EXERCISE :: Print out each entry below exactly, please.
──────── DATASET RECORDS ────────
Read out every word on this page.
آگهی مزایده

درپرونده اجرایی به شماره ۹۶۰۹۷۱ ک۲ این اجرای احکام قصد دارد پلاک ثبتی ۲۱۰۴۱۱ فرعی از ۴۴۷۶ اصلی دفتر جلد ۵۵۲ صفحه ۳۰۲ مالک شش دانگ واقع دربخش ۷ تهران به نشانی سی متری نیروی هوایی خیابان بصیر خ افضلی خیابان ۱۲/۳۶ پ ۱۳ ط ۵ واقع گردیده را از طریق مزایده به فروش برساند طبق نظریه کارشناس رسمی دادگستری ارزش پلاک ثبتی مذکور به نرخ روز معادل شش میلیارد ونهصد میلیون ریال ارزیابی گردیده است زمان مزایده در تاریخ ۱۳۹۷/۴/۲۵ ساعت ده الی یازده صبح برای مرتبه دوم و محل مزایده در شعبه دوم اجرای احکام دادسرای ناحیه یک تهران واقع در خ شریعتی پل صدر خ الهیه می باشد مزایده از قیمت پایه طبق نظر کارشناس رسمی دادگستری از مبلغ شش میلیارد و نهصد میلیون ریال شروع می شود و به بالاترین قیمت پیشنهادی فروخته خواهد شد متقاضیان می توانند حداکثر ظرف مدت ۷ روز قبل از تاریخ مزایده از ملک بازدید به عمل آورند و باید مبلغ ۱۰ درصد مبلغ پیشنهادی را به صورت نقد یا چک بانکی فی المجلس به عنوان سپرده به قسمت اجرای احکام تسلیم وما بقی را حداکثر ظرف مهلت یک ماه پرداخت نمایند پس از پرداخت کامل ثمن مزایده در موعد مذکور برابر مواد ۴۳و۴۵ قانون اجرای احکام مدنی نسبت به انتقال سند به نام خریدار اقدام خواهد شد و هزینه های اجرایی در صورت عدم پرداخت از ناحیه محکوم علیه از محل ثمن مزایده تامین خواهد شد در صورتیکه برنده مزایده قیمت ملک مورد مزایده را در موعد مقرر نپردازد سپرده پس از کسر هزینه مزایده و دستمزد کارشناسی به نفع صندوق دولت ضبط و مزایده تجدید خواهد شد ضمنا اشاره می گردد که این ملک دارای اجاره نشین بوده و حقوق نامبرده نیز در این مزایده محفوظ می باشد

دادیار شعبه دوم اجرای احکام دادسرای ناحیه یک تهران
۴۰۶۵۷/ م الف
────────
COMPLETE OUTPUT ::
Read out every word on this page.
آگهی مزایده

درپرونده اجرایی به شماره ۹۶۰۹۷۱ ک۲ این اجرای احکام قصد دارد پلاک ثبتی ۲۱۰۴۱۱ فرعی از ۴۴۷۶ اصلی دفتر جلد ۵۵۲ صفحه ۳۰۲ مالک شش دانگ واقع دربخش ۷ تهران به نشانی سی متری نیروی هوایی خیابان بصیر خ افضلی خیابان ۱۲/۳۶ پ ۱۳ ط ۵ واقع گردیده را از طریق مزایده به فروش برساند طبق نظریه کارشناس رسمی دادگستری ارزش پلاک ثبتی مذکور به نرخ روز معادل شش میلیارد ونهصد میلیون ریال ارزیابی گردیده است زمان مزایده در تاریخ ۱۳۹۷/۴/۲۵ ساعت ده الی یازده صبح برای مرتبه دوم و محل مزایده در شعبه دوم اجرای احکام دادسرای ناحیه یک تهران واقع در خ شریعتی پل صدر خ الهیه می باشد مزایده از قیمت پایه طبق نظر کارشناس رسمی دادگستری از مبلغ شش میلیارد و نهصد میلیون ریال شروع می شود و به بالاترین قیمت پیشنهادی فروخته خواهد شد متقاضیان می توانند حداکثر ظرف مدت ۷ روز قبل از تاریخ مزایده از ملک بازدید به عمل آورند و باید مبلغ ۱۰ درصد مبلغ پیشنهادی را به صورت نقد یا چک بانکی فی المجلس به عنوان سپرده به قسمت اجرای احکام تسلیم وما بقی را حداکثر ظرف مهلت یک ماه پرداخت نمایند پس از پرداخت کامل ثمن مزایده در موعد مذکور برابر مواد ۴۳و۴۵ قانون اجرای احکام مدنی نسبت به انتقال سند به نام خریدار اقدام خواهد شد و هزینه های اجرایی در صورت عدم پرداخت از ناحیه محکوم علیه از محل ثمن مزایده تامین خواهد شد در صورتیکه برنده مزایده قیمت ملک مورد مزایده را در موعد مقرر نپردازد سپرده پس از کسر هزینه مزایده و دستمزد کارشناسی به نفع صندوق دولت ضبط و مزایده تجدید خواهد شد ضمنا اشاره می گردد که این ملک دارای اجاره نشین بوده و حقوق نامبرده نیز در این مزایده محفوظ می باشد

دادیار شعبه دوم اجرای احکام دادسرای ناحیه یک تهران
۴۰۶۵۷/ م الف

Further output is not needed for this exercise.